***** DATA FOR PROCESSING *****
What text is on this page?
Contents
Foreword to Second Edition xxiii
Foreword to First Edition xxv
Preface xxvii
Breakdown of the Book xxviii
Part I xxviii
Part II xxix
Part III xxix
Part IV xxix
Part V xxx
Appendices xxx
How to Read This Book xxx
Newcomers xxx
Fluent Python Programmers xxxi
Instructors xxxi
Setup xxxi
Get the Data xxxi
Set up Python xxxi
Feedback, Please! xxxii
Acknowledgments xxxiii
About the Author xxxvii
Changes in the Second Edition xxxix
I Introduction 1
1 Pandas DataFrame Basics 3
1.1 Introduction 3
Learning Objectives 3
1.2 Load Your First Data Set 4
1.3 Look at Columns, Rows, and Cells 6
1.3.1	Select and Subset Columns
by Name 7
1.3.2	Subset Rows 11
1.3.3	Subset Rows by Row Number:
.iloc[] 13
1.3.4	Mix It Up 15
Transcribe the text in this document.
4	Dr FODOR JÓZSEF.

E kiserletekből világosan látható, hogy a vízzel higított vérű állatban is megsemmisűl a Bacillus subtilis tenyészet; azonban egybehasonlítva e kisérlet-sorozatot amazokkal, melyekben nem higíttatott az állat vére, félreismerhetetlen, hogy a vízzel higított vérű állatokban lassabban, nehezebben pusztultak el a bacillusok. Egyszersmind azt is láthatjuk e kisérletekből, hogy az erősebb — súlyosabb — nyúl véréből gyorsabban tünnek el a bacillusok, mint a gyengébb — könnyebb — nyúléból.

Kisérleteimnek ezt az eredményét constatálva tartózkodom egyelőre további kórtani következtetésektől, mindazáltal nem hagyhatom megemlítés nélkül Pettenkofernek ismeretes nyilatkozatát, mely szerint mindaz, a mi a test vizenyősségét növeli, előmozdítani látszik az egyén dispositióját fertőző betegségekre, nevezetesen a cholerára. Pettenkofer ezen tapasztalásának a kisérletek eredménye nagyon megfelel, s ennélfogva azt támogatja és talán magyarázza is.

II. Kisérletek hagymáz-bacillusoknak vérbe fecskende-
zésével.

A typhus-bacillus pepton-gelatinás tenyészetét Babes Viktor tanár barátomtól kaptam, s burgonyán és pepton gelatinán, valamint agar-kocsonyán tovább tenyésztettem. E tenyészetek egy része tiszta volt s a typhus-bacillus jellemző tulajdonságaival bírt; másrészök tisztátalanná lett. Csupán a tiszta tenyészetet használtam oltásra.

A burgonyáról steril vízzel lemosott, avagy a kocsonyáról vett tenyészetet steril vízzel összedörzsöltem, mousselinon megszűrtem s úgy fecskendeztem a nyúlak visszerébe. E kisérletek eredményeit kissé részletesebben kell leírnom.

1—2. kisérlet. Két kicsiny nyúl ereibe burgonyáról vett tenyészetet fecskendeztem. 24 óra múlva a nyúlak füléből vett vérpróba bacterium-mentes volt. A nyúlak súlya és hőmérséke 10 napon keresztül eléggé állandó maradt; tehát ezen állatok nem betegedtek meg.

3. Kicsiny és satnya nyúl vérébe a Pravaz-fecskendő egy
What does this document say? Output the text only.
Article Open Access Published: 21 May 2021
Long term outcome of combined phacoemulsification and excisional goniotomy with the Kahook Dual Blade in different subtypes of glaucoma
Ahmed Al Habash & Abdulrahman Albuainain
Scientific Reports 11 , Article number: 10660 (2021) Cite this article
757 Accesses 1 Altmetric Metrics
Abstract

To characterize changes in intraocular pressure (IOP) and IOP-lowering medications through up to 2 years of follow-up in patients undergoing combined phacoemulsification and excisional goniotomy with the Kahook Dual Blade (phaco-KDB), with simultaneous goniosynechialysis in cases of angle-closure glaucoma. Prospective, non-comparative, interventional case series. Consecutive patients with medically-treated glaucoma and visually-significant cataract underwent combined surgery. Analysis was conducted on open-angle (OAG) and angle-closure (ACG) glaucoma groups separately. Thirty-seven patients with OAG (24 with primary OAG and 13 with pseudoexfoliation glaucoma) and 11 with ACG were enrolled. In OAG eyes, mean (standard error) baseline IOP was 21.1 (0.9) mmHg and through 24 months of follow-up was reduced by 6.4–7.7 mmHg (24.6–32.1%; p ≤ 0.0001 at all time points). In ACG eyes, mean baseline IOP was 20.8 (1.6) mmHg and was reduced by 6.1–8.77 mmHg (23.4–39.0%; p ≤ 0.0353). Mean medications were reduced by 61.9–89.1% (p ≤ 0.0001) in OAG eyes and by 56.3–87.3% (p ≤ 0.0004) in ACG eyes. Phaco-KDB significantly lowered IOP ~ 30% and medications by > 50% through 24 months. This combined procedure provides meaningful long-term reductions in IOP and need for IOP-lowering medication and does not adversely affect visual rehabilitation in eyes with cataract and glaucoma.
*****
Print all of the data exactly as it stands above.

What text is on this page?
Contents
Foreword to Second Edition xxiii
Foreword to First Edition xxv
Preface xxvii
Breakdown of the Book xxviii
Part I xxviii
Part II xxix
Part III xxix
Part IV xxix
Part V xxx
Appendices xxx
How to Read This Book xxx
Newcomers xxx
Fluent Python Programmers xxxi
Instructors xxxi
Setup xxxi
Get the Data xxxi
Set up Python xxxi
Feedback, Please! xxxii
Acknowledgments xxxiii
About the Author xxxvii
Changes in the Second Edition xxxix
I Introduction 1
1 Pandas DataFrame Basics 3
1.1 Introduction 3
Learning Objectives 3
1.2 Load Your First Data Set 4
1.3 Look at Columns, Rows, and Cells 6
1.3.1	Select and Subset Columns
by Name 7
1.3.2	Subset Rows 11
1.3.3	Subset Rows by Row Number:
.iloc[] 13
1.3.4	Mix It Up 15
Transcribe the text in this document.
4	Dr FODOR JÓZSEF.

E kiserletekből világosan látható, hogy a vízzel higított vérű állatban is megsemmisűl a Bacillus subtilis tenyészet; azonban egybehasonlítva e kisérlet-sorozatot amazokkal, melyekben nem higíttatott az állat vére, félreismerhetetlen, hogy a vízzel higított vérű állatokban lassabban, nehezebben pusztultak el a bacillusok. Egyszersmind azt is láthatjuk e kisérletekből, hogy az erősebb — súlyosabb — nyúl véréből gyorsabban tünnek el a bacillusok, mint a gyengébb — könnyebb — nyúléból.

Kisérleteimnek ezt az eredményét constatálva tartózkodom egyelőre további kórtani következtetésektől, mindazáltal nem hagyhatom megemlítés nélkül Pettenkofernek ismeretes nyilatkozatát, mely szerint mindaz, a mi a test vizenyősségét növeli, előmozdítani látszik az egyén dispositióját fertőző betegségekre, nevezetesen a cholerára. Pettenkofer ezen tapasztalásának a kisérletek eredménye nagyon megfelel, s ennélfogva azt támogatja és talán magyarázza is.

II. Kisérletek hagymáz-bacillusoknak vérbe fecskende-
zésével.

A typhus-bacillus pepton-gelatinás tenyészetét Babes Viktor tanár barátomtól kaptam, s burgonyán és pepton gelatinán, valamint agar-kocsonyán tovább tenyésztettem. E tenyészetek egy része tiszta volt s a typhus-bacillus jellemző tulajdonságaival bírt; másrészök tisztátalanná lett. Csupán a tiszta tenyészetet használtam oltásra.

A burgonyáról steril vízzel lemosott, avagy a kocsonyáról vett tenyészetet steril vízzel összedörzsöltem, mousselinon megszűrtem s úgy fecskendeztem a nyúlak visszerébe. E kisérletek eredményeit kissé részletesebben kell leírnom.

1—2. kisérlet. Két kicsiny nyúl ereibe burgonyáról vett tenyészetet fecskendeztem. 24 óra múlva a nyúlak füléből vett vérpróba bacterium-mentes volt. A nyúlak súlya és hőmérséke 10 napon keresztül eléggé állandó maradt; tehát ezen állatok nem betegedtek meg.

3. Kicsiny és satnya nyúl vérébe a Pravaz-fecskendő egy
What does this document say? Output the text only.
Article Open Access Published: 21 May 2021
Long term outcome of combined phacoemulsification and excisional goniotomy with the Kahook Dual Blade in different subtypes of glaucoma
Ahmed Al Habash & Abdulrahman Albuainain
Scientific Reports 11 , Article number: 10660 (2021) Cite this article
757 Accesses 1 Altmetric Metrics
Abstract

To characterize changes in intraocular pressure (IOP) and IOP-lowering medications through up to 2 years of follow-up in patients undergoing combined phacoemulsification and excisional goniotomy with the Kahook Dual Blade (phaco-KDB), with simultaneous goniosynechialysis in cases of angle-closure glaucoma. Prospective, non-comparative, interventional case series. Consecutive patients with medically-treated glaucoma and visually-significant cataract underwent combined surgery. Analysis was conducted on open-angle (OAG) and angle-closure (ACG) glaucoma groups separately. Thirty-seven patients with OAG (24 with primary OAG and 13 with pseudoexfoliation glaucoma) and 11 with ACG were enrolled. In OAG eyes, mean (standard error) baseline IOP was 21.1 (0.9) mmHg and through 24 months of follow-up was reduced by 6.4–7.7 mmHg (24.6–32.1%; p ≤ 0.0001 at all time points). In ACG eyes, mean baseline IOP was 20.8 (1.6) mmHg and was reduced by 6.1–8.77 mmHg (23.4–39.0%; p ≤ 0.0353). Mean medications were reduced by 61.9–89.1% (p ≤ 0.0001) in OAG eyes and by 56.3–87.3% (p ≤ 0.0004) in ACG eyes. Phaco-KDB significantly lowered IOP ~ 30% and medications by > 50% through 24 months. This combined procedure provides meaningful long-term reductions in IOP and need for IOP-lowering medication and does not adversely affect visual rehabilitation in eyes with cataract and glaucoma.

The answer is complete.